Could you extract every entry below and reproduce it exactly?

──────── Source material ────────

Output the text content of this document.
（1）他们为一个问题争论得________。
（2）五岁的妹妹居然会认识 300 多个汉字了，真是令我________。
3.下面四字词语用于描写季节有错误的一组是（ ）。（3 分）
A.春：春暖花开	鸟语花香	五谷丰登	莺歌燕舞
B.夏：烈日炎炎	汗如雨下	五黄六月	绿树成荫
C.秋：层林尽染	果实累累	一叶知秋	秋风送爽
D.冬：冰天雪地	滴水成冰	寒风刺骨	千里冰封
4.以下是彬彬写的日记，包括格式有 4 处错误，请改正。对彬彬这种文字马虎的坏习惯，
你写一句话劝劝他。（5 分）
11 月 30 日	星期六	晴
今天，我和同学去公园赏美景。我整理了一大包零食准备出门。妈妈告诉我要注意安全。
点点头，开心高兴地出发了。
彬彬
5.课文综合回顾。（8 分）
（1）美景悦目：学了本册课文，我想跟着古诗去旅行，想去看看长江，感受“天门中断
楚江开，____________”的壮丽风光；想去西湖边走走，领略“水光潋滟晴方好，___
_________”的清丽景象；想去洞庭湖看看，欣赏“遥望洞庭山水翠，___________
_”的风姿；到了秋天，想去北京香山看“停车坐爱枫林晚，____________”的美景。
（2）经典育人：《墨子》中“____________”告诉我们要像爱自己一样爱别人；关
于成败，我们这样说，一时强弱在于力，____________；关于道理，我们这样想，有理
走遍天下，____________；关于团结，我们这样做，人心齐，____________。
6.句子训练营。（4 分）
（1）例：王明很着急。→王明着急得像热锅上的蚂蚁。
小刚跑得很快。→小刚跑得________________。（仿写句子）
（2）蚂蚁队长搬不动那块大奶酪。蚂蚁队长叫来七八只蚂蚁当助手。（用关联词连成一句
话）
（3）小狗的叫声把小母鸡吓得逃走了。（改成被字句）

────────

Written solution:
Output the text content of this document.
（1）他们为一个问题争论得________。
（2）五岁的妹妹居然会认识 300 多个汉字了，真是令我________。
3.下面四字词语用于描写季节有错误的一组是（ ）。（3 分）
A.春：春暖花开	鸟语花香	五谷丰登	莺歌燕舞
B.夏：烈日炎炎	汗如雨下	五黄六月	绿树成荫
C.秋：层林尽染	果实累累	一叶知秋	秋风送爽
D.冬：冰天雪地	滴水成冰	寒风刺骨	千里冰封
4.以下是彬彬写的日记，包括格式有 4 处错误，请改正。对彬彬这种文字马虎的坏习惯，
你写一句话劝劝他。（5 分）
11 月 30 日	星期六	晴
今天，我和同学去公园赏美景。我整理了一大包零食准备出门。妈妈告诉我要注意安全。
点点头，开心高兴地出发了。
彬彬
5.课文综合回顾。（8 分）
（1）美景悦目：学了本册课文，我想跟着古诗去旅行，想去看看长江，感受“天门中断
楚江开，____________”的壮丽风光；想去西湖边走走，领略“水光潋滟晴方好，___
_________”的清丽景象；想去洞庭湖看看，欣赏“遥望洞庭山水翠，___________
_”的风姿；到了秋天，想去北京香山看“停车坐爱枫林晚，____________”的美景。
（2）经典育人：《墨子》中“____________”告诉我们要像爱自己一样爱别人；关
于成败，我们这样说，一时强弱在于力，____________；关于道理，我们这样想，有理
走遍天下，____________；关于团结，我们这样做，人心齐，____________。
6.句子训练营。（4 分）
（1）例：王明很着急。→王明着急得像热锅上的蚂蚁。
小刚跑得很快。→小刚跑得________________。（仿写句子）
（2）蚂蚁队长搬不动那块大奶酪。蚂蚁队长叫来七八只蚂蚁当助手。（用关联词连成一句
话）
（3）小狗的叫声把小母鸡吓得逃走了。（改成被字句）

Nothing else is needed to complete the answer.